:: Task details ::
Scan the entries below for the word "data". Copy each line that has it.
▼
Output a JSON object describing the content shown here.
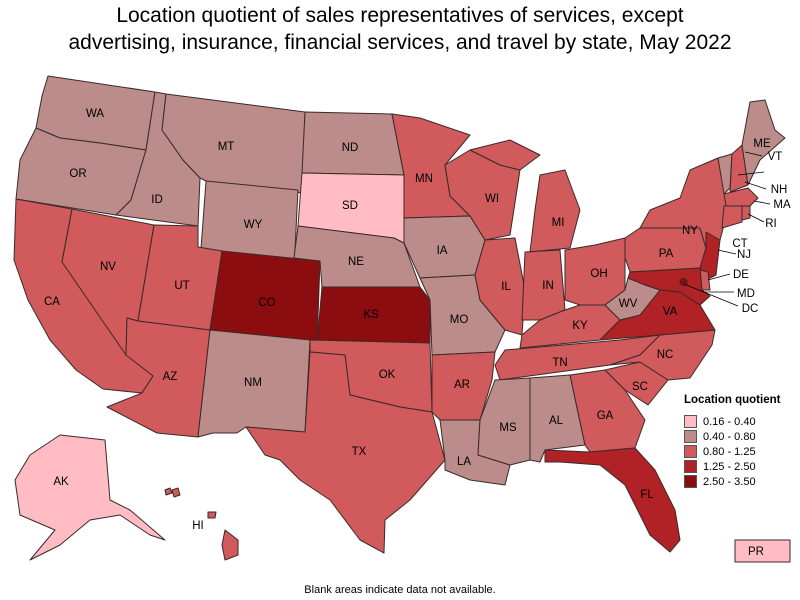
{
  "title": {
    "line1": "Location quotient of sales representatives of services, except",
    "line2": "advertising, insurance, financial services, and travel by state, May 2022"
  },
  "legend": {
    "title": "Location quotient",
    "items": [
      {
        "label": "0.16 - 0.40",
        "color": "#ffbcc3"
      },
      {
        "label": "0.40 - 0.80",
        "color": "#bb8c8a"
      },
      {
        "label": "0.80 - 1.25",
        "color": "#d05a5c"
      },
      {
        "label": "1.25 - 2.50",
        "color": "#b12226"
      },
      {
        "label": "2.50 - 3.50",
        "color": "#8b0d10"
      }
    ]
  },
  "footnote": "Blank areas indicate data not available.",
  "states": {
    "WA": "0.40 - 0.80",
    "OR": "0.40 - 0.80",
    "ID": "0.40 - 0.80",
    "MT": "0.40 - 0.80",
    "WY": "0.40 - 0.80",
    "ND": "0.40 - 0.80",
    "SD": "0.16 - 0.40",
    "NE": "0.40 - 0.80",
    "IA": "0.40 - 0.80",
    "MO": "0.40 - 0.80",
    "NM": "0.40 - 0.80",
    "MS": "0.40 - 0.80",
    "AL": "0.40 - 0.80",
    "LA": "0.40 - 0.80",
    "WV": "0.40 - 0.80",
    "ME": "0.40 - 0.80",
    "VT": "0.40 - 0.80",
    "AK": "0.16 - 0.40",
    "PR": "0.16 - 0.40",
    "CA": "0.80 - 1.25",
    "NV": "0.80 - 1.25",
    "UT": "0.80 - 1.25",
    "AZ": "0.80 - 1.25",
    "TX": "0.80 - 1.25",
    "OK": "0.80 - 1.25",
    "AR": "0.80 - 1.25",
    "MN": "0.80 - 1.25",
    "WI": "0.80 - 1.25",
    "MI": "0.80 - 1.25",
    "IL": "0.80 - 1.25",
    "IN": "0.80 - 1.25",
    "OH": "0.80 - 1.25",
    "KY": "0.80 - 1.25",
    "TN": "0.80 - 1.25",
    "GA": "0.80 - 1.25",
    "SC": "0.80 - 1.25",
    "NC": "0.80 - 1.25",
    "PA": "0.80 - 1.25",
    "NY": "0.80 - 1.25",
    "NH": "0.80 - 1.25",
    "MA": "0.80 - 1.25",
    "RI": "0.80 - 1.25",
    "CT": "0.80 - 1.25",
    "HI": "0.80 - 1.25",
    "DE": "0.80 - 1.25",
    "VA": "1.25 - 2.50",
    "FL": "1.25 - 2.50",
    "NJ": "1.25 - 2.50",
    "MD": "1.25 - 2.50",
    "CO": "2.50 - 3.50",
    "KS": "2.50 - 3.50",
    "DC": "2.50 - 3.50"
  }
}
▲
▼
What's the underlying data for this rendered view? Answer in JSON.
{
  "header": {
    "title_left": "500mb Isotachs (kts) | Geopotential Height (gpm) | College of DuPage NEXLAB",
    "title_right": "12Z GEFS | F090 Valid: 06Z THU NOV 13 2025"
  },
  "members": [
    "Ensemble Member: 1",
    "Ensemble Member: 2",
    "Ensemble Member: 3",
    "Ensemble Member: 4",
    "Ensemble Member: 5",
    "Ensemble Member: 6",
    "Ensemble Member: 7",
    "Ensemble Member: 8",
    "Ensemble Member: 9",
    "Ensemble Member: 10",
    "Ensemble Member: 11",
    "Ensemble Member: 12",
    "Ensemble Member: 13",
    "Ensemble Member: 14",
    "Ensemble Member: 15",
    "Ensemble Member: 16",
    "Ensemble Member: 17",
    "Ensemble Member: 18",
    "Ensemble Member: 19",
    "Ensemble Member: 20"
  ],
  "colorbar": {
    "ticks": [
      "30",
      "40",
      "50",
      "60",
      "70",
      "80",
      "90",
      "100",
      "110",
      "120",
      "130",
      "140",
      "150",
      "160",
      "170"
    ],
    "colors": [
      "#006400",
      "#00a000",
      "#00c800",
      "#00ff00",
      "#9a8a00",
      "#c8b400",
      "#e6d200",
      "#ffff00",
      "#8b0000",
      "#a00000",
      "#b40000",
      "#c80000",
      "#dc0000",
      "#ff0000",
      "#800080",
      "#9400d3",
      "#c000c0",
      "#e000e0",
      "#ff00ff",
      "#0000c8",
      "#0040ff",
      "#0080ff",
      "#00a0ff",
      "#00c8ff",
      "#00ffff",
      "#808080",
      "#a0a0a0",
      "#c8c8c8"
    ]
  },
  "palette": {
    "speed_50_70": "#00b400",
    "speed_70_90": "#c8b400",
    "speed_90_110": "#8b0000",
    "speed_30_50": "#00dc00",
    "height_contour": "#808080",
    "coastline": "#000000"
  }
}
▲
:: Result for this exercise ::
  "footnote": "Blank areas indicate data not available.",
What's the underlying data for this rendered view? Answer in JSON.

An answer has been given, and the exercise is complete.